Dataset records:
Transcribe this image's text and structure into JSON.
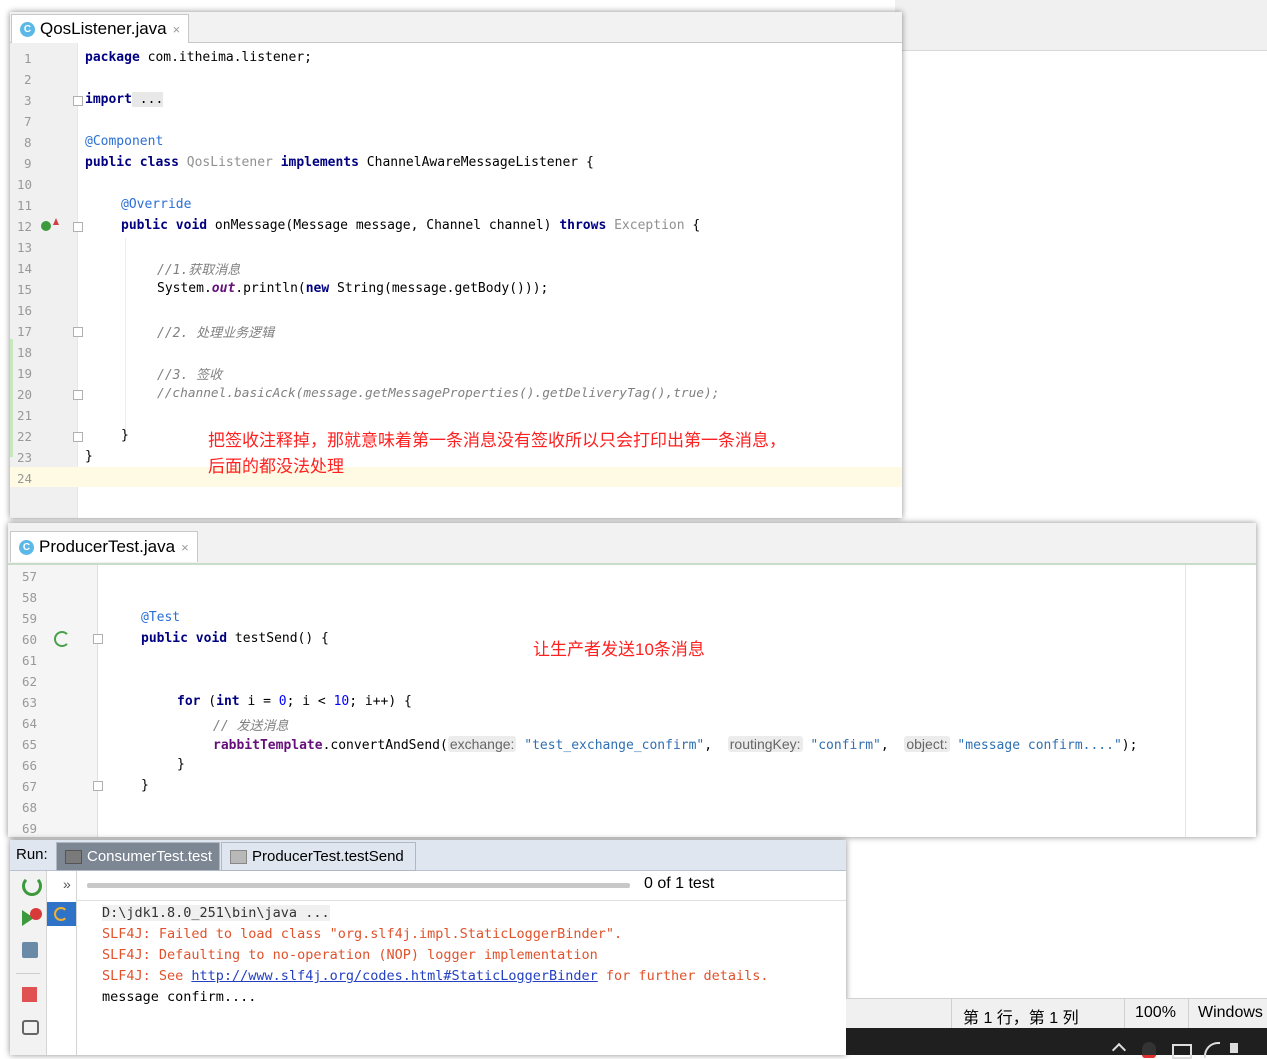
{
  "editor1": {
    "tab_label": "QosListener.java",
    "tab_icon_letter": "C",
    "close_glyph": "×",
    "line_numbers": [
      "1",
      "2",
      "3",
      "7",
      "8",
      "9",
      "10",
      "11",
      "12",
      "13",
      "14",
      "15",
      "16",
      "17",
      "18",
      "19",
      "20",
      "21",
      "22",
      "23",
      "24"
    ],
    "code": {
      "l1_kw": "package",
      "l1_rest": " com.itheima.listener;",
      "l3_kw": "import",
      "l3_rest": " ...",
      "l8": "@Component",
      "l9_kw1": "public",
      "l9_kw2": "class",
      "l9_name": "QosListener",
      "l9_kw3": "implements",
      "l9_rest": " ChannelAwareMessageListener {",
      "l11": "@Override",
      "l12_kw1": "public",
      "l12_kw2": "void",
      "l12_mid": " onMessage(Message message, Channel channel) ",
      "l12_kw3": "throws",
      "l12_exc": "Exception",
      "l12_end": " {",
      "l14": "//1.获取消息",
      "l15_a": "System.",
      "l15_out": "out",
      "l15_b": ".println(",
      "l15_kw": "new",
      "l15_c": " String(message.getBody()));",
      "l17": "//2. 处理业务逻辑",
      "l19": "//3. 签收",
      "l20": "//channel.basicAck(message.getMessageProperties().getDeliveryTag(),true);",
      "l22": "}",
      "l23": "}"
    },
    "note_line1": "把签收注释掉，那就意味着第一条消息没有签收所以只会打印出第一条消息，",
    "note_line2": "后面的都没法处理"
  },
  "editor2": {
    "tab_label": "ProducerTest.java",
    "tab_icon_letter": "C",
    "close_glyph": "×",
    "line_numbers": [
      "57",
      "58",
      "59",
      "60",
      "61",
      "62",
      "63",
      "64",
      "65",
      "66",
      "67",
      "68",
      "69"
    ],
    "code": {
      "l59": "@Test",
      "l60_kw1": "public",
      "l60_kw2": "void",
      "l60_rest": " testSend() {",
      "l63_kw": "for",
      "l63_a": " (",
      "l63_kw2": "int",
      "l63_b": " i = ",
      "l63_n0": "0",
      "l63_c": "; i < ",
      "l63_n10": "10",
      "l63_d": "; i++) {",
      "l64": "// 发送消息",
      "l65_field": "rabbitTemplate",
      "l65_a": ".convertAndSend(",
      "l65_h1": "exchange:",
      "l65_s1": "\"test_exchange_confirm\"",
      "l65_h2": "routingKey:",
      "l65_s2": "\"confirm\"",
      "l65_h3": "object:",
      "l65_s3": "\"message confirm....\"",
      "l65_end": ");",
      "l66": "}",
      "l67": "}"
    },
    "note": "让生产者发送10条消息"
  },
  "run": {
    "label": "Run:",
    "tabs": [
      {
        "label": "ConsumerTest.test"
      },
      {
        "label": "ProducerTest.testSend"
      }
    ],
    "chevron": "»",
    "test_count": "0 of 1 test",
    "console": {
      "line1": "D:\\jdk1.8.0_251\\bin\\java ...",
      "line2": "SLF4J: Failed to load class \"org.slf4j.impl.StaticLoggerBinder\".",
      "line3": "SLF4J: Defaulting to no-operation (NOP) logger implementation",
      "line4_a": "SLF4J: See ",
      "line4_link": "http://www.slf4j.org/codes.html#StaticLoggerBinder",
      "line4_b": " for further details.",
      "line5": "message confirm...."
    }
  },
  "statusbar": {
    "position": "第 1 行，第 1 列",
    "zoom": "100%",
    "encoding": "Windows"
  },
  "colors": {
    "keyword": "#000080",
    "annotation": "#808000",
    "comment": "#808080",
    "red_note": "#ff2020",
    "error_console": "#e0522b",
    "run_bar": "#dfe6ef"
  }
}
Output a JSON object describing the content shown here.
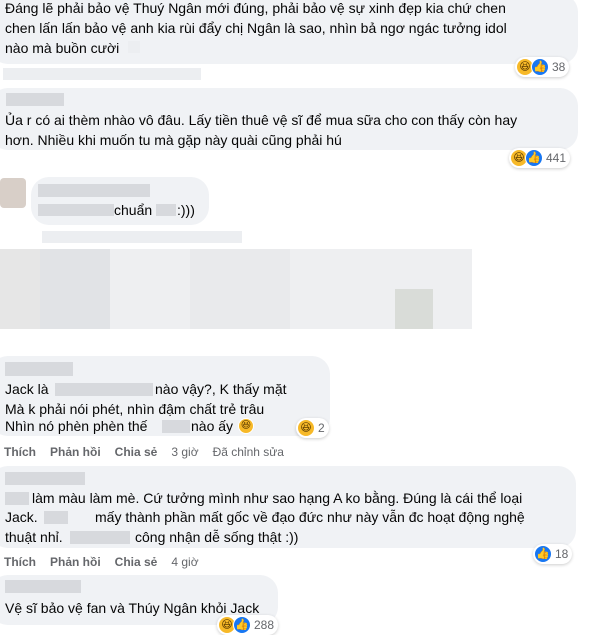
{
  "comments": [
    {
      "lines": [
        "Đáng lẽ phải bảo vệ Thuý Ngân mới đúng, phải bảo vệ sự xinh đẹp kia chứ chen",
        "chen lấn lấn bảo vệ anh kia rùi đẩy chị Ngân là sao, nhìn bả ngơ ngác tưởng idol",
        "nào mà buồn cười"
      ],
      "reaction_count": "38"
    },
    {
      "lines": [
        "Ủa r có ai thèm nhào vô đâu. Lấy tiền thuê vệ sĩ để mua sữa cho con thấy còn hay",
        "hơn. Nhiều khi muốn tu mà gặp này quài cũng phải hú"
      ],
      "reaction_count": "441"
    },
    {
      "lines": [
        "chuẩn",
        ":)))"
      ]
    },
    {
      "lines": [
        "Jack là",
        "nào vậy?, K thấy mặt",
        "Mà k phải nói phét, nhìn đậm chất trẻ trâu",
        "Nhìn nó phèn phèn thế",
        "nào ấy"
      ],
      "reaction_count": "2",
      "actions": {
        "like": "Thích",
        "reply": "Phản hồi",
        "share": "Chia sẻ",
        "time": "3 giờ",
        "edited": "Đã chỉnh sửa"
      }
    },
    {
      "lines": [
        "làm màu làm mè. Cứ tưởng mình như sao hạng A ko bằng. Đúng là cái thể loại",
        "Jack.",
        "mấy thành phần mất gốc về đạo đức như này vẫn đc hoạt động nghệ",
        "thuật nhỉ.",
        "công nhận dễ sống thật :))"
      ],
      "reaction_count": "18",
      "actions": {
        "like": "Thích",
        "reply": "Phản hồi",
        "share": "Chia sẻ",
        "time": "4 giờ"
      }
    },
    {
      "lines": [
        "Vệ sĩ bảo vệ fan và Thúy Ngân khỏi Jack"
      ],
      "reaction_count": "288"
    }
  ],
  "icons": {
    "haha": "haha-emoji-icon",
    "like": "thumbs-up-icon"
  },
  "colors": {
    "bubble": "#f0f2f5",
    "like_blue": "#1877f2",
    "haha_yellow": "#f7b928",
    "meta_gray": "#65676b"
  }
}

* * *

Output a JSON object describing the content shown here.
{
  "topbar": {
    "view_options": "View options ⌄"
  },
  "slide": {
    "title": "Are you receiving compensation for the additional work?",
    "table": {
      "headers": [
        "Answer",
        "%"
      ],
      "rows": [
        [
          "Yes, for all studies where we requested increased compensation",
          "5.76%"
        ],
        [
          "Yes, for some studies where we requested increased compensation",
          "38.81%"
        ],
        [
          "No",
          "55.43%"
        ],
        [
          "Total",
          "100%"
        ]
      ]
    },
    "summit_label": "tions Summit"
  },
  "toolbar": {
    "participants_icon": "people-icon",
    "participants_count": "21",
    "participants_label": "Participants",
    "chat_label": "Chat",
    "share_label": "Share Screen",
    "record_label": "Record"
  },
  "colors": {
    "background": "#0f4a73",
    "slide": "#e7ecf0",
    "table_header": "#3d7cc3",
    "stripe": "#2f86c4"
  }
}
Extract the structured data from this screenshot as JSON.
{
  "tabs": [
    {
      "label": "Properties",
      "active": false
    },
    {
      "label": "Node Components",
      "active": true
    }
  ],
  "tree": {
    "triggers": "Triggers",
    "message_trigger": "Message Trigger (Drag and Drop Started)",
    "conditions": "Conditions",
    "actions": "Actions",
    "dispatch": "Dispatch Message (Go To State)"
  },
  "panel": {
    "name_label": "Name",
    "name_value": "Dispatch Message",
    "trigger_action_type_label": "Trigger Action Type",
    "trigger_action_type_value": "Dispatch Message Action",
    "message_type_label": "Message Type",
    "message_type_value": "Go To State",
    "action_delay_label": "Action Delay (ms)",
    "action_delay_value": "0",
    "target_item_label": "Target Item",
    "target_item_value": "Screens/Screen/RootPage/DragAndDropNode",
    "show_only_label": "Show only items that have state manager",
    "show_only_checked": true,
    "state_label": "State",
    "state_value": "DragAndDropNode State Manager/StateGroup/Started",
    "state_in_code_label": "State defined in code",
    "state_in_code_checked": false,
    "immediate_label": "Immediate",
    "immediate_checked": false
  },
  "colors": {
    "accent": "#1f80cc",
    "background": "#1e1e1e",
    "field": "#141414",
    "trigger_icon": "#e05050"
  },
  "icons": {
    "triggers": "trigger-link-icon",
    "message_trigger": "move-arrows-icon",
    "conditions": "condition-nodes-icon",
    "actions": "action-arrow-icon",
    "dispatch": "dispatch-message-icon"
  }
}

What to do:
Count how many lines above include the word "Jack" and answer with that figure only.

Final result:
3